Only the number is wanted: how many lines contain "JSON"?
— begin Data shown —
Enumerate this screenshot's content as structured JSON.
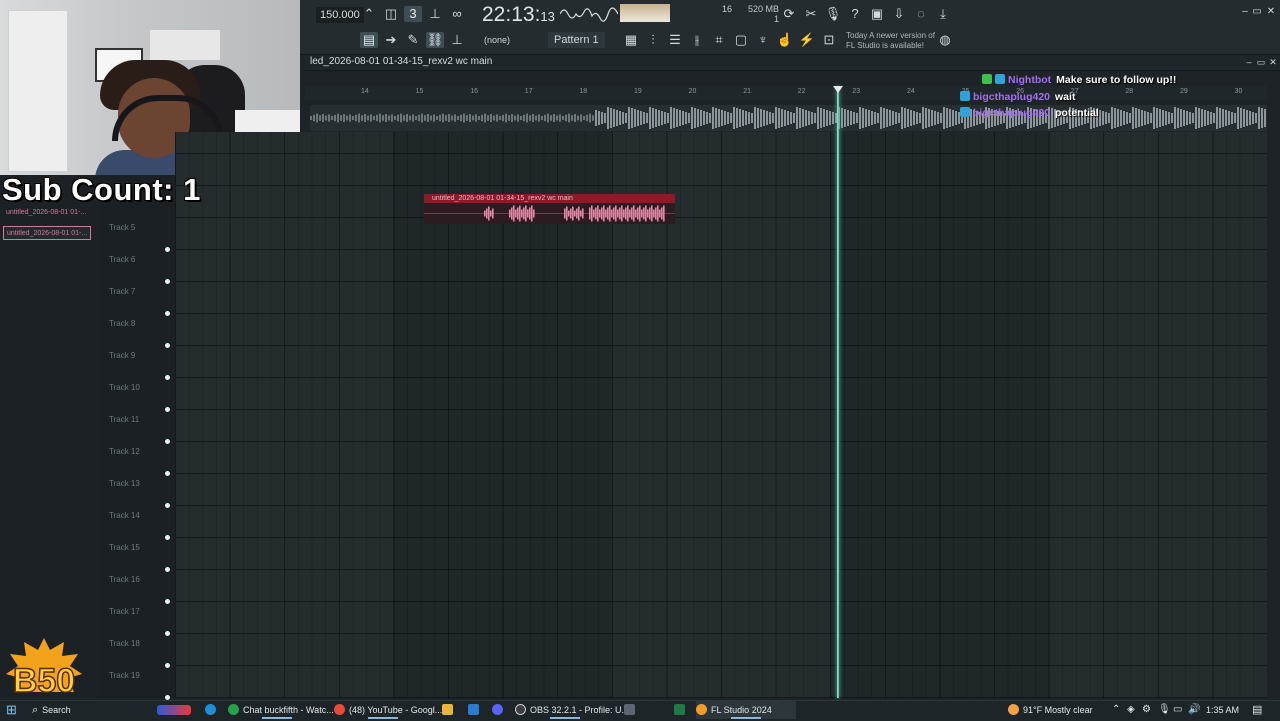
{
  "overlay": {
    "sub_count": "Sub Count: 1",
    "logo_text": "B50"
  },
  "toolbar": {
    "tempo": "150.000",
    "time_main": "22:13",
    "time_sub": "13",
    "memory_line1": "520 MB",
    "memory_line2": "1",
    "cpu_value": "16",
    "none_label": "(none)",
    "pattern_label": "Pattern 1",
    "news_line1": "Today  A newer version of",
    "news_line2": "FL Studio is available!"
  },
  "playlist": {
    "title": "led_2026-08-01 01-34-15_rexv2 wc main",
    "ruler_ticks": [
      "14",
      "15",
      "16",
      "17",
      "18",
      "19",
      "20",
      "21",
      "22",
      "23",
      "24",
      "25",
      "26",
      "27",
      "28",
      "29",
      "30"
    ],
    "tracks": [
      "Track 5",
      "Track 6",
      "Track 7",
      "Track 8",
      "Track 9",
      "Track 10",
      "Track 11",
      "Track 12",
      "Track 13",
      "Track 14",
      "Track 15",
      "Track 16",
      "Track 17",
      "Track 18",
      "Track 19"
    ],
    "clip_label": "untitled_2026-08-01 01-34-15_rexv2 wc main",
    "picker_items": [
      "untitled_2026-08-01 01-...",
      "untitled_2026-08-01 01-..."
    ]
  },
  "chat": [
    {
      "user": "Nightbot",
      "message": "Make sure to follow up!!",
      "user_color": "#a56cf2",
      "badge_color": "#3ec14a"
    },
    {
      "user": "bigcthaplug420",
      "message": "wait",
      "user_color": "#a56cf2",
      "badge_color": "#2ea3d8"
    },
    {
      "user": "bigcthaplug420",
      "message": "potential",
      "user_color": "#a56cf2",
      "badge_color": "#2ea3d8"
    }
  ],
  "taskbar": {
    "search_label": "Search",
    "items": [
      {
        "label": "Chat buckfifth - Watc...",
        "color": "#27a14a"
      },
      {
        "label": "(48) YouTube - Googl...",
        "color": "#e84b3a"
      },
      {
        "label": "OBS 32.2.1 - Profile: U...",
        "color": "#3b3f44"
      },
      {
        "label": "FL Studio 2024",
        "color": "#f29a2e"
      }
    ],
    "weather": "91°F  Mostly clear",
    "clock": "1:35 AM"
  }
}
— end Data shown —
— begin Data shown —
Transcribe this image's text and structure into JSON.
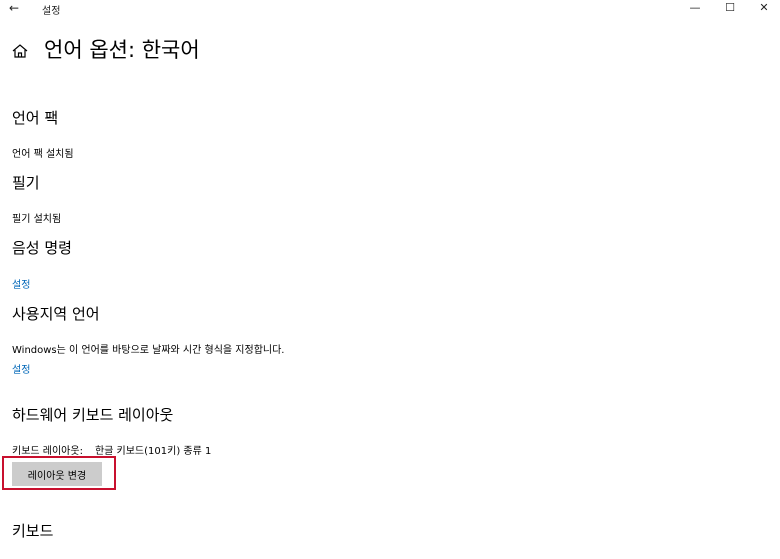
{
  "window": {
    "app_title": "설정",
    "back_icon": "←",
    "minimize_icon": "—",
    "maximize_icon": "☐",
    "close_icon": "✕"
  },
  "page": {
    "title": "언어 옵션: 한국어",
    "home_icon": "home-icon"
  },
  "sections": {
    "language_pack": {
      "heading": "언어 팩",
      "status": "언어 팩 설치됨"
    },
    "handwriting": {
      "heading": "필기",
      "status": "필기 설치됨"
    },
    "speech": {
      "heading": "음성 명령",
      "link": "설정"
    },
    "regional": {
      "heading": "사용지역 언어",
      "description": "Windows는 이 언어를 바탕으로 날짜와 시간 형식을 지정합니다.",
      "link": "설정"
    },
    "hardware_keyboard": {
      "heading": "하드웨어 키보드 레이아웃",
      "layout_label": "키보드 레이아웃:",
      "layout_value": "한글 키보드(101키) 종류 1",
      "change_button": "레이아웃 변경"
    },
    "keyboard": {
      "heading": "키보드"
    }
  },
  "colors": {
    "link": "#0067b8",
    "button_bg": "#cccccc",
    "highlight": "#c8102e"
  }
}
— end Data shown —
— begin Data shown —
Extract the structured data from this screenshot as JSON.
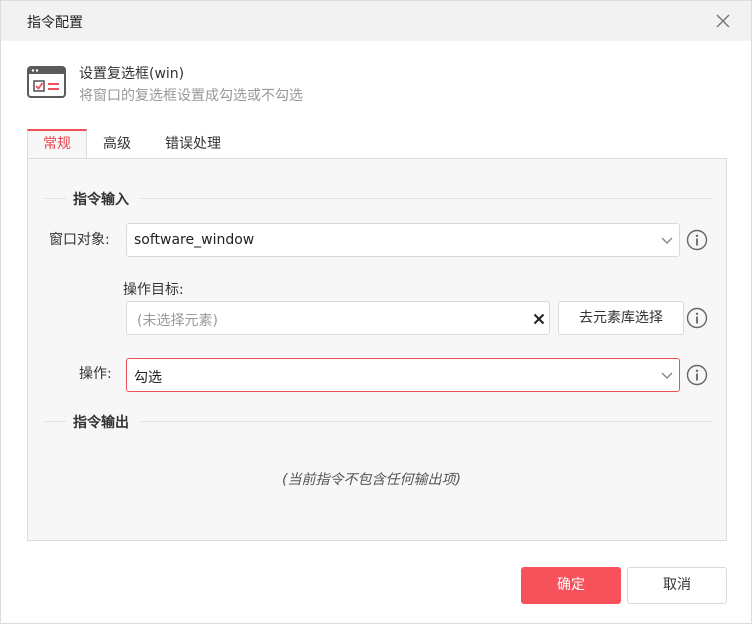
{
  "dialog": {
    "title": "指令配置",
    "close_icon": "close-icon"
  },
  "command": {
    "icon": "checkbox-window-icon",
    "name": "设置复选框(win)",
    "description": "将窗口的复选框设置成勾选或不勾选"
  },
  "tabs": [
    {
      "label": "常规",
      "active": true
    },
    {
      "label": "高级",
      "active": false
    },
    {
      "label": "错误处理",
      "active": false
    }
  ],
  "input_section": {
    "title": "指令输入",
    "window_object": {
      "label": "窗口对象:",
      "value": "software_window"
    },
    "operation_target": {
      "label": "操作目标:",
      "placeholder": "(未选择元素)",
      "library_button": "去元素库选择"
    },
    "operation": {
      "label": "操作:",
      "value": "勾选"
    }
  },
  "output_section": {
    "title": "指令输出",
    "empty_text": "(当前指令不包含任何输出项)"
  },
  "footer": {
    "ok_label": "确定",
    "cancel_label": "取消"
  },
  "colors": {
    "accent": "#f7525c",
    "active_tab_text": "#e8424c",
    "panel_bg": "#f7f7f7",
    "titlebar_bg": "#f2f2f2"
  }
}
— end Data shown —
Task response:
3